[WHAT THIS TASK INVOLVES]:
Return every record exactly as written.

[PROVIDED DATA]:
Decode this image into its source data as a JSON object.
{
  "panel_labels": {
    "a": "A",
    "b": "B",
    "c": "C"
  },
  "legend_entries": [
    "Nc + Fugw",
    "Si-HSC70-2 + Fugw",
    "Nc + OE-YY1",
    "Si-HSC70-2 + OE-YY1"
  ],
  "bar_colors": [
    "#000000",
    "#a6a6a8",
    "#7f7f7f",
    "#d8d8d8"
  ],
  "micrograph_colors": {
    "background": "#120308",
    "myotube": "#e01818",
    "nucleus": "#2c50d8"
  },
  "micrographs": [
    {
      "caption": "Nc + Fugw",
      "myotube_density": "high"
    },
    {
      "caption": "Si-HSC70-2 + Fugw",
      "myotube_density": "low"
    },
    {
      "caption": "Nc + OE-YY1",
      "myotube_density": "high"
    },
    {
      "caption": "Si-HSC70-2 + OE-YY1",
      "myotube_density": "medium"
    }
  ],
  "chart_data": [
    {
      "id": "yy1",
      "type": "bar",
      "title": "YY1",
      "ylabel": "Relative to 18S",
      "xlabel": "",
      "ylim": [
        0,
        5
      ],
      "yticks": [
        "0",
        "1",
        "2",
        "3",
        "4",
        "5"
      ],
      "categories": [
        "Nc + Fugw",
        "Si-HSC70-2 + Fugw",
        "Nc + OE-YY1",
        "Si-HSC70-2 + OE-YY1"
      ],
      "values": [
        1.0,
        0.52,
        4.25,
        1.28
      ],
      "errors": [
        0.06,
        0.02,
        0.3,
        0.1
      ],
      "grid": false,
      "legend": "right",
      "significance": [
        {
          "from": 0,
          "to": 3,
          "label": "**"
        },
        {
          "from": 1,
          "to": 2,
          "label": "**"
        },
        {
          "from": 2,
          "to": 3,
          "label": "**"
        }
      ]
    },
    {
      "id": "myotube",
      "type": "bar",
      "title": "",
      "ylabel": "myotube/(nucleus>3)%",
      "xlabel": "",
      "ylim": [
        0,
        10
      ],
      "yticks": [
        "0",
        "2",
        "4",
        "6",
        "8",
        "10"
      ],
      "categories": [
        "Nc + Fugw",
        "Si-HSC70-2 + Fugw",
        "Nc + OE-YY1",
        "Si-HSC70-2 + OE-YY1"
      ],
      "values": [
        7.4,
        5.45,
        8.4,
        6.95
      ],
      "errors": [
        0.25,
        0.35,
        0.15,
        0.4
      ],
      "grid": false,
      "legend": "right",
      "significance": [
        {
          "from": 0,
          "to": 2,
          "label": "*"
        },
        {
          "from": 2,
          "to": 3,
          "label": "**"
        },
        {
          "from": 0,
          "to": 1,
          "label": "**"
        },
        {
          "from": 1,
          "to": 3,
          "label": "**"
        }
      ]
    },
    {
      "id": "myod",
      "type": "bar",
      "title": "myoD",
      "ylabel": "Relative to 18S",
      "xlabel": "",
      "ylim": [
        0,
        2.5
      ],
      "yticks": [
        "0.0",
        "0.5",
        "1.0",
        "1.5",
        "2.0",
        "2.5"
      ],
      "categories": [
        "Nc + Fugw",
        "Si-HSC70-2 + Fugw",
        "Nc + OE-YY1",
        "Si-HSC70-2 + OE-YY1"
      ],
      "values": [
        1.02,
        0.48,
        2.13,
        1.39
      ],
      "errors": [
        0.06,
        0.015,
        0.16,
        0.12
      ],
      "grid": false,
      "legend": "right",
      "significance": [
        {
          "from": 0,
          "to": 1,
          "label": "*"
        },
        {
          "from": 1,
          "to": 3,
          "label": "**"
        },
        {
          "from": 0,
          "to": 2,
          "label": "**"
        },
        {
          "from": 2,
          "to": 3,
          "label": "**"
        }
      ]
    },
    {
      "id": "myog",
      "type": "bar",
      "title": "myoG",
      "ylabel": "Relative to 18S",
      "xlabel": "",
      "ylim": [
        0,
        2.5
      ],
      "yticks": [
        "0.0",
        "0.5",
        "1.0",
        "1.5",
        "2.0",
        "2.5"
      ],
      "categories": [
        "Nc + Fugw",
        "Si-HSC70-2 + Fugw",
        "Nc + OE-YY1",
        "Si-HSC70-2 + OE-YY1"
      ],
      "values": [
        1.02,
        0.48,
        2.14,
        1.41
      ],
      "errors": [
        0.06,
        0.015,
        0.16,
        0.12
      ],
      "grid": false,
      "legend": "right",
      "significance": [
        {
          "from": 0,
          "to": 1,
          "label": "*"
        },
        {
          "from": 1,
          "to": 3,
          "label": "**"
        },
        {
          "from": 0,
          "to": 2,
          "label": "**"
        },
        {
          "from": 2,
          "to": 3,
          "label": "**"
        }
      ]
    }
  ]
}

[FINAL RESULT]:
Decode this image into its source data as a JSON object.
{
  "panel_labels": {
    "a": "A",
    "b": "B",
    "c": "C"
  },
  "legend_entries": [
    "Nc + Fugw",
    "Si-HSC70-2 + Fugw",
    "Nc + OE-YY1",
    "Si-HSC70-2 + OE-YY1"
  ],
  "bar_colors": [
    "#000000",
    "#a6a6a8",
    "#7f7f7f",
    "#d8d8d8"
  ],
  "micrograph_colors": {
    "background": "#120308",
    "myotube": "#e01818",
    "nucleus": "#2c50d8"
  },
  "micrographs": [
    {
      "caption": "Nc + Fugw",
      "myotube_density": "high"
    },
    {
      "caption": "Si-HSC70-2 + Fugw",
      "myotube_density": "low"
    },
    {
      "caption": "Nc + OE-YY1",
      "myotube_density": "high"
    },
    {
      "caption": "Si-HSC70-2 + OE-YY1",
      "myotube_density": "medium"
    }
  ],
  "chart_data": [
    {
      "id": "yy1",
      "type": "bar",
      "title": "YY1",
      "ylabel": "Relative to 18S",
      "xlabel": "",
      "ylim": [
        0,
        5
      ],
      "yticks": [
        "0",
        "1",
        "2",
        "3",
        "4",
        "5"
      ],
      "categories": [
        "Nc + Fugw",
        "Si-HSC70-2 + Fugw",
        "Nc + OE-YY1",
        "Si-HSC70-2 + OE-YY1"
      ],
      "values": [
        1.0,
        0.52,
        4.25,
        1.28
      ],
      "errors": [
        0.06,
        0.02,
        0.3,
        0.1
      ],
      "grid": false,
      "legend": "right",
      "significance": [
        {
          "from": 0,
          "to": 3,
          "label": "**"
        },
        {
          "from": 1,
          "to": 2,
          "label": "**"
        },
        {
          "from": 2,
          "to": 3,
          "label": "**"
        }
      ]
    },
    {
      "id": "myotube",
      "type": "bar",
      "title": "",
      "ylabel": "myotube/(nucleus>3)%",
      "xlabel": "",
      "ylim": [
        0,
        10
      ],
      "yticks": [
        "0",
        "2",
        "4",
        "6",
        "8",
        "10"
      ],
      "categories": [
        "Nc + Fugw",
        "Si-HSC70-2 + Fugw",
        "Nc + OE-YY1",
        "Si-HSC70-2 + OE-YY1"
      ],
      "values": [
        7.4,
        5.45,
        8.4,
        6.95
      ],
      "errors": [
        0.25,
        0.35,
        0.15,
        0.4
      ],
      "grid": false,
      "legend": "right",
      "significance": [
        {
          "from": 0,
          "to": 2,
          "label": "*"
        },
        {
          "from": 2,
          "to": 3,
          "label": "**"
        },
        {
          "from": 0,
          "to": 1,
          "label": "**"
        },
        {
          "from": 1,
          "to": 3,
          "label": "**"
        }
      ]
    },
    {
      "id": "myod",
      "type": "bar",
      "title": "myoD",
      "ylabel": "Relative to 18S",
      "xlabel": "",
      "ylim": [
        0,
        2.5
      ],
      "yticks": [
        "0.0",
        "0.5",
        "1.0",
        "1.5",
        "2.0",
        "2.5"
      ],
      "categories": [
        "Nc + Fugw",
        "Si-HSC70-2 + Fugw",
        "Nc + OE-YY1",
        "Si-HSC70-2 + OE-YY1"
      ],
      "values": [
        1.02,
        0.48,
        2.13,
        1.39
      ],
      "errors": [
        0.06,
        0.015,
        0.16,
        0.12
      ],
      "grid": false,
      "legend": "right",
      "significance": [
        {
          "from": 0,
          "to": 1,
          "label": "*"
        },
        {
          "from": 1,
          "to": 3,
          "label": "**"
        },
        {
          "from": 0,
          "to": 2,
          "label": "**"
        },
        {
          "from": 2,
          "to": 3,
          "label": "**"
        }
      ]
    },
    {
      "id": "myog",
      "type": "bar",
      "title": "myoG",
      "ylabel": "Relative to 18S",
      "xlabel": "",
      "ylim": [
        0,
        2.5
      ],
      "yticks": [
        "0.0",
        "0.5",
        "1.0",
        "1.5",
        "2.0",
        "2.5"
      ],
      "categories": [
        "Nc + Fugw",
        "Si-HSC70-2 + Fugw",
        "Nc + OE-YY1",
        "Si-HSC70-2 + OE-YY1"
      ],
      "values": [
        1.02,
        0.48,
        2.14,
        1.41
      ],
      "errors": [
        0.06,
        0.015,
        0.16,
        0.12
      ],
      "grid": false,
      "legend": "right",
      "significance": [
        {
          "from": 0,
          "to": 1,
          "label": "*"
        },
        {
          "from": 1,
          "to": 3,
          "label": "**"
        },
        {
          "from": 0,
          "to": 2,
          "label": "**"
        },
        {
          "from": 2,
          "to": 3,
          "label": "**"
        }
      ]
    }
  ]
}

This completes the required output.